What the task requires: Set down the whole listing verbatim.

— start of Dataset records —

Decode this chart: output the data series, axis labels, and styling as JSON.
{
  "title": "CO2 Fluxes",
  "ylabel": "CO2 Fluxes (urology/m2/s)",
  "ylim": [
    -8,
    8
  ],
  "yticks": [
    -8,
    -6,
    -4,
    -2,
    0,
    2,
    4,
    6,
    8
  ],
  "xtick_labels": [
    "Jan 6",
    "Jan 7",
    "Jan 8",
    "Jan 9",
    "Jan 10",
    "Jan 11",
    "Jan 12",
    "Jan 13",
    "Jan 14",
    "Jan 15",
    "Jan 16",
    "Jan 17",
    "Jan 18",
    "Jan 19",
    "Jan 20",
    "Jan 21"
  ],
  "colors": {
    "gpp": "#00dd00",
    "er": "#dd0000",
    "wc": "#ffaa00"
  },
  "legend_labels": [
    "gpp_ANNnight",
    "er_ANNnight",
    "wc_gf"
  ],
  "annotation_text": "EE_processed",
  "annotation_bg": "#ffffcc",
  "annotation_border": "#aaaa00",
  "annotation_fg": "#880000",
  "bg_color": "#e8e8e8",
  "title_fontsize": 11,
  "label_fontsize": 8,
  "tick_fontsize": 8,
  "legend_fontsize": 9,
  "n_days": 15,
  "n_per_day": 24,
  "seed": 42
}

— end of Dataset records —

Complete response:
Decode this chart: output the data series, axis labels, and styling as JSON.
{
  "title": "CO2 Fluxes",
  "ylabel": "CO2 Fluxes (urology/m2/s)",
  "ylim": [
    -8,
    8
  ],
  "yticks": [
    -8,
    -6,
    -4,
    -2,
    0,
    2,
    4,
    6,
    8
  ],
  "xtick_labels": [
    "Jan 6",
    "Jan 7",
    "Jan 8",
    "Jan 9",
    "Jan 10",
    "Jan 11",
    "Jan 12",
    "Jan 13",
    "Jan 14",
    "Jan 15",
    "Jan 16",
    "Jan 17",
    "Jan 18",
    "Jan 19",
    "Jan 20",
    "Jan 21"
  ],
  "colors": {
    "gpp": "#00dd00",
    "er": "#dd0000",
    "wc": "#ffaa00"
  },
  "legend_labels": [
    "gpp_ANNnight",
    "er_ANNnight",
    "wc_gf"
  ],
  "annotation_text": "EE_processed",
  "annotation_bg": "#ffffcc",
  "annotation_border": "#aaaa00",
  "annotation_fg": "#880000",
  "bg_color": "#e8e8e8",
  "title_fontsize": 11,
  "label_fontsize": 8,
  "tick_fontsize": 8,
  "legend_fontsize": 9,
  "n_days": 15,
  "n_per_day": 24,
  "seed": 42
}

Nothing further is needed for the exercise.